§ **REQUIREMENTS**
Leave out the pictures; transcribe all else exactly.
◇ ◇ ◇ ◇ ◇ ◇ ◇
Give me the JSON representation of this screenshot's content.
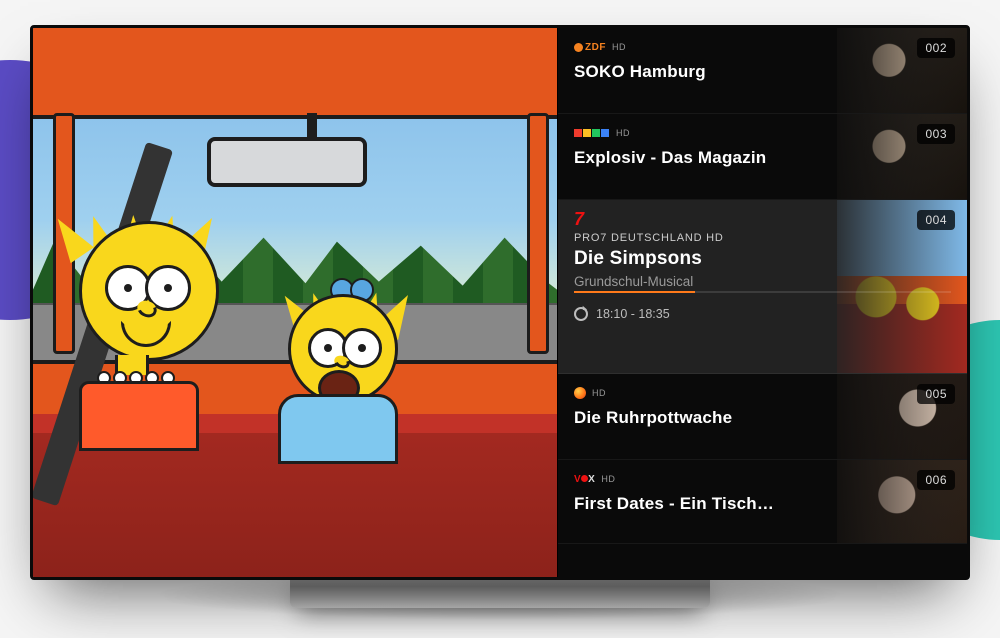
{
  "channels": [
    {
      "number": "002",
      "logo_text": "ZDF",
      "hd_label": "HD",
      "title": "SOKO Hamburg"
    },
    {
      "number": "003",
      "logo_text": "RTLZWEI",
      "hd_label": "HD",
      "title": "Explosiv - Das Magazin"
    },
    {
      "number": "004",
      "channel_name": "PRO7 DEUTSCHLAND HD",
      "title": "Die Simpsons",
      "subtitle": "Grundschul-Musical",
      "time": "18:10 - 18:35",
      "selected": true
    },
    {
      "number": "005",
      "logo_text": "",
      "hd_label": "HD",
      "title": "Die Ruhrpottwache"
    },
    {
      "number": "006",
      "logo_text": "VOX",
      "hd_label": "HD",
      "title": "First Dates - Ein Tisch…"
    }
  ],
  "progress_percent": 32
}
◇ ◇ ◇ ◇ ◇ ◇ ◇
§ **ANSWER BELOW**
Give me the JSON representation of this screenshot's content.
{
  "channels": [
    {
      "number": "002",
      "logo_text": "ZDF",
      "hd_label": "HD",
      "title": "SOKO Hamburg"
    },
    {
      "number": "003",
      "logo_text": "RTLZWEI",
      "hd_label": "HD",
      "title": "Explosiv - Das Magazin"
    },
    {
      "number": "004",
      "channel_name": "PRO7 DEUTSCHLAND HD",
      "title": "Die Simpsons",
      "subtitle": "Grundschul-Musical",
      "time": "18:10 - 18:35",
      "selected": true
    },
    {
      "number": "005",
      "logo_text": "",
      "hd_label": "HD",
      "title": "Die Ruhrpottwache"
    },
    {
      "number": "006",
      "logo_text": "VOX",
      "hd_label": "HD",
      "title": "First Dates - Ein Tisch…"
    }
  ],
  "progress_percent": 32
}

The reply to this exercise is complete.